| Given task |
Keep the pictures out of the copy and print all the entries below exactly.
*** Raw data ***
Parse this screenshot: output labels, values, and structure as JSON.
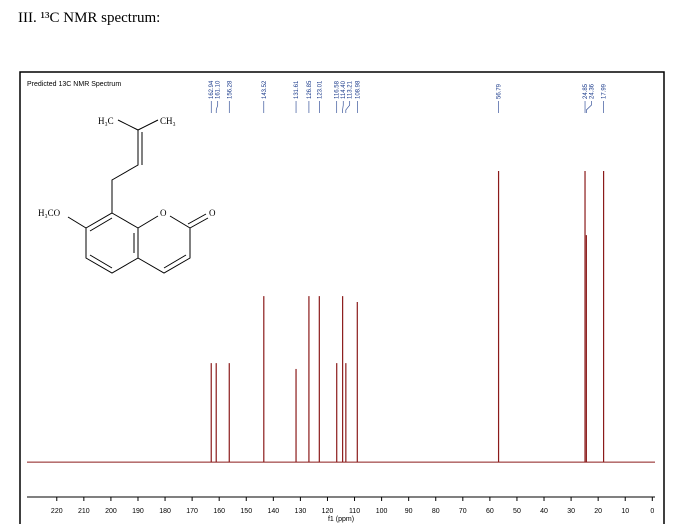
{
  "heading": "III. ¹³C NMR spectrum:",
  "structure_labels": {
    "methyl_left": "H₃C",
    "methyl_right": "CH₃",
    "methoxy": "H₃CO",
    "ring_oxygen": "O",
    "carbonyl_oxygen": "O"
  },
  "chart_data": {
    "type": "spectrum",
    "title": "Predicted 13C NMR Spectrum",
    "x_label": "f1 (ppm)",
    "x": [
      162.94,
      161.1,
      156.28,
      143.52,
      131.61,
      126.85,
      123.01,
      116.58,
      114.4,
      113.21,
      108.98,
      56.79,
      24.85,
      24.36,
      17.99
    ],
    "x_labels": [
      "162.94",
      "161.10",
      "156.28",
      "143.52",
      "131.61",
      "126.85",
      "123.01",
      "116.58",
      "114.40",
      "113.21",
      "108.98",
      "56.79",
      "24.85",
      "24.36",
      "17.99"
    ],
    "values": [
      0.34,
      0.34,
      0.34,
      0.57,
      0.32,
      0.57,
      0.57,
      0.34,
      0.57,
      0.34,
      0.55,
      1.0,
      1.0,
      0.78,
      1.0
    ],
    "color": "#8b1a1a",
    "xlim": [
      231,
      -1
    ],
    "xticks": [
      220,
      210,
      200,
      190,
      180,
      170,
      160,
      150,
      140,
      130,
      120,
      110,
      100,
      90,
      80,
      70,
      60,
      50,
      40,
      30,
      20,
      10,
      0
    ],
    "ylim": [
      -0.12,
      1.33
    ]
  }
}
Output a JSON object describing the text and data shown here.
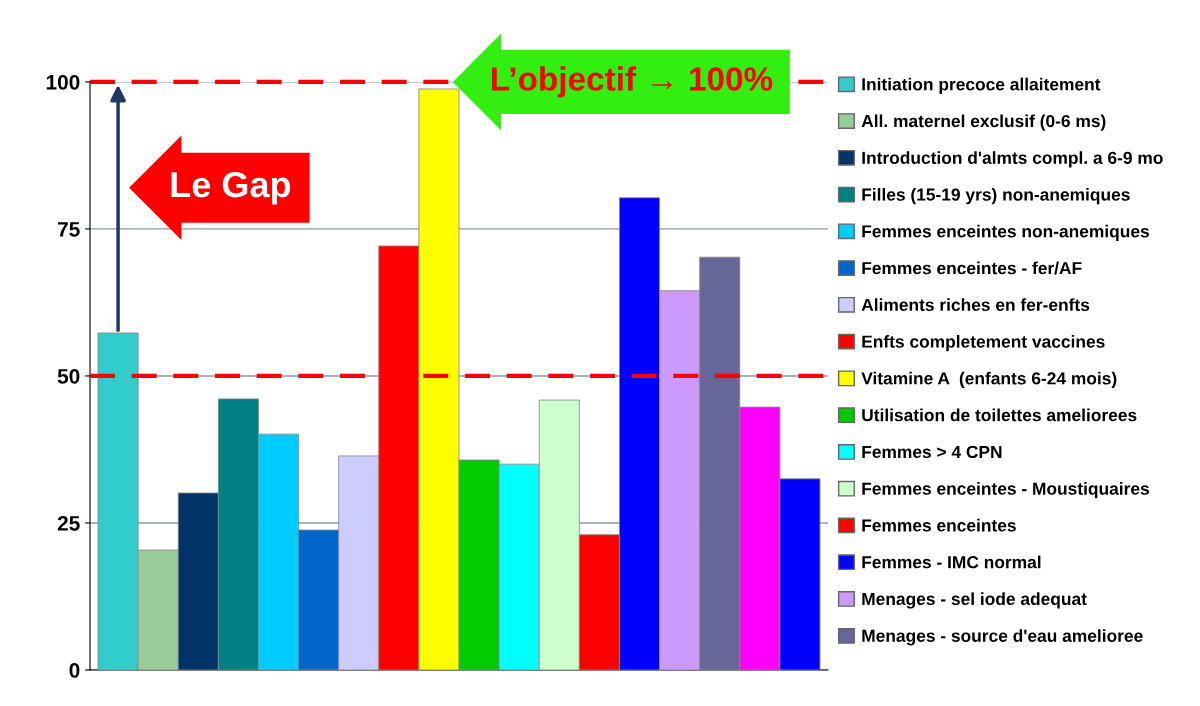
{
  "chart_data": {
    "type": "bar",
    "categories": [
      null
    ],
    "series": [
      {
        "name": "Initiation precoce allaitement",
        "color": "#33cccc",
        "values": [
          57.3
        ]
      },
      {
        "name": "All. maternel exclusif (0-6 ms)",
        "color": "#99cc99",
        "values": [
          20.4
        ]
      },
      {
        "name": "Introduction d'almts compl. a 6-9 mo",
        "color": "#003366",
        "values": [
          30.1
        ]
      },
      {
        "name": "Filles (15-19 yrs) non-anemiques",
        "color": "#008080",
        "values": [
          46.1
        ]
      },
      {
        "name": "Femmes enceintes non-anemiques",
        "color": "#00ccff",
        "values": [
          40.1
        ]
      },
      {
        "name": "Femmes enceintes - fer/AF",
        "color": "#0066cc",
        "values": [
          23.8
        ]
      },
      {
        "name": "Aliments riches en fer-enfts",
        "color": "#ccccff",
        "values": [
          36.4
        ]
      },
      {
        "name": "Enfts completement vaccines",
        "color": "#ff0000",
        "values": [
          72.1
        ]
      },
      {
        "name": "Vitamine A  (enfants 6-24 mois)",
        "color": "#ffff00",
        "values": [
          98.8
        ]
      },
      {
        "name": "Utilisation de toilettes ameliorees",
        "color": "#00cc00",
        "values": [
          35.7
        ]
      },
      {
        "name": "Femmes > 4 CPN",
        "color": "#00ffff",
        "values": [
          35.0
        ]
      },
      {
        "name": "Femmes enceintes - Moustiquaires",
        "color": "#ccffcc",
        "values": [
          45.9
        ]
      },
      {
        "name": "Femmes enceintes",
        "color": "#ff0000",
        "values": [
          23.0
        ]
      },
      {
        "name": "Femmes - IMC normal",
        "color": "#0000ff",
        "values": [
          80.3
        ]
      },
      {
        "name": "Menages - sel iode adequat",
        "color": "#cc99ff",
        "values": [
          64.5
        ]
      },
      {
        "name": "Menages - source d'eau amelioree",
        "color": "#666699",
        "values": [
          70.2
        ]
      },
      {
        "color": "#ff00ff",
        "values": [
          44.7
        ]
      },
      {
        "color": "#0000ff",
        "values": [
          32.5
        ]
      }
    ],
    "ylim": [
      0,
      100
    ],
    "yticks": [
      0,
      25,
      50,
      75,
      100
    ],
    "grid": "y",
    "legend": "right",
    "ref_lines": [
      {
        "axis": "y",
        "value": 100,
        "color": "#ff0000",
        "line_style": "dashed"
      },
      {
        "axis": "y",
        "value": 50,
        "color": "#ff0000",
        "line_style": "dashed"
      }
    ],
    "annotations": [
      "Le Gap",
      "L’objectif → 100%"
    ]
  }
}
***
| Solution to this exercise |
Parse this screenshot: output labels, values, and structure as JSON.
{
  "heading": "III. ¹³C NMR spectrum:",
  "structure_labels": {
    "methyl_left": "H₃C",
    "methyl_right": "CH₃",
    "methoxy": "H₃CO",
    "ring_oxygen": "O",
    "carbonyl_oxygen": "O"
  },
  "chart_data": {
    "type": "spectrum",
    "title": "Predicted 13C NMR Spectrum",
    "x_label": "f1 (ppm)",
    "x": [
      162.94,
      161.1,
      156.28,
      143.52,
      131.61,
      126.85,
      123.01,
      116.58,
      114.4,
      113.21,
      108.98,
      56.79,
      24.85,
      24.36,
      17.99
    ],
    "x_labels": [
      "162.94",
      "161.10",
      "156.28",
      "143.52",
      "131.61",
      "126.85",
      "123.01",
      "116.58",
      "114.40",
      "113.21",
      "108.98",
      "56.79",
      "24.85",
      "24.36",
      "17.99"
    ],
    "values": [
      0.34,
      0.34,
      0.34,
      0.57,
      0.32,
      0.57,
      0.57,
      0.34,
      0.57,
      0.34,
      0.55,
      1.0,
      1.0,
      0.78,
      1.0
    ],
    "color": "#8b1a1a",
    "xlim": [
      231,
      -1
    ],
    "xticks": [
      220,
      210,
      200,
      190,
      180,
      170,
      160,
      150,
      140,
      130,
      120,
      110,
      100,
      90,
      80,
      70,
      60,
      50,
      40,
      30,
      20,
      10,
      0
    ],
    "ylim": [
      -0.12,
      1.33
    ]
  }
}
Output a JSON object describing the text and data shown here.
{
  "chart_data": {
    "type": "bar",
    "categories": [
      null
    ],
    "series": [
      {
        "name": "Initiation precoce allaitement",
        "color": "#33cccc",
        "values": [
          57.3
        ]
      },
      {
        "name": "All. maternel exclusif (0-6 ms)",
        "color": "#99cc99",
        "values": [
          20.4
        ]
      },
      {
        "name": "Introduction d'almts compl. a 6-9 mo",
        "color": "#003366",
        "values": [
          30.1
        ]
      },
      {
        "name": "Filles (15-19 yrs) non-anemiques",
        "color": "#008080",
        "values": [
          46.1
        ]
      },
      {
        "name": "Femmes enceintes non-anemiques",
        "color": "#00ccff",
        "values": [
          40.1
        ]
      },
      {
        "name": "Femmes enceintes - fer/AF",
        "color": "#0066cc",
        "values": [
          23.8
        ]
      },
      {
        "name": "Aliments riches en fer-enfts",
        "color": "#ccccff",
        "values": [
          36.4
        ]
      },
      {
        "name": "Enfts completement vaccines",
        "color": "#ff0000",
        "values": [
          72.1
        ]
      },
      {
        "name": "Vitamine A  (enfants 6-24 mois)",
        "color": "#ffff00",
        "values": [
          98.8
        ]
      },
      {
        "name": "Utilisation de toilettes ameliorees",
        "color": "#00cc00",
        "values": [
          35.7
        ]
      },
      {
        "name": "Femmes > 4 CPN",
        "color": "#00ffff",
        "values": [
          35.0
        ]
      },
      {
        "name": "Femmes enceintes - Moustiquaires",
        "color": "#ccffcc",
        "values": [
          45.9
        ]
      },
      {
        "name": "Femmes enceintes",
        "color": "#ff0000",
        "values": [
          23.0
        ]
      },
      {
        "name": "Femmes - IMC normal",
        "color": "#0000ff",
        "values": [
          80.3
        ]
      },
      {
        "name": "Menages - sel iode adequat",
        "color": "#cc99ff",
        "values": [
          64.5
        ]
      },
      {
        "name": "Menages - source d'eau amelioree",
        "color": "#666699",
        "values": [
          70.2
        ]
      },
      {
        "color": "#ff00ff",
        "values": [
          44.7
        ]
      },
      {
        "color": "#0000ff",
        "values": [
          32.5
        ]
      }
    ],
    "ylim": [
      0,
      100
    ],
    "yticks": [
      0,
      25,
      50,
      75,
      100
    ],
    "grid": "y",
    "legend": "right",
    "ref_lines": [
      {
        "axis": "y",
        "value": 100,
        "color": "#ff0000",
        "line_style": "dashed"
      },
      {
        "axis": "y",
        "value": 50,
        "color": "#ff0000",
        "line_style": "dashed"
      }
    ],
    "annotations": [
      "Le Gap",
      "L’objectif → 100%"
    ]
  }
}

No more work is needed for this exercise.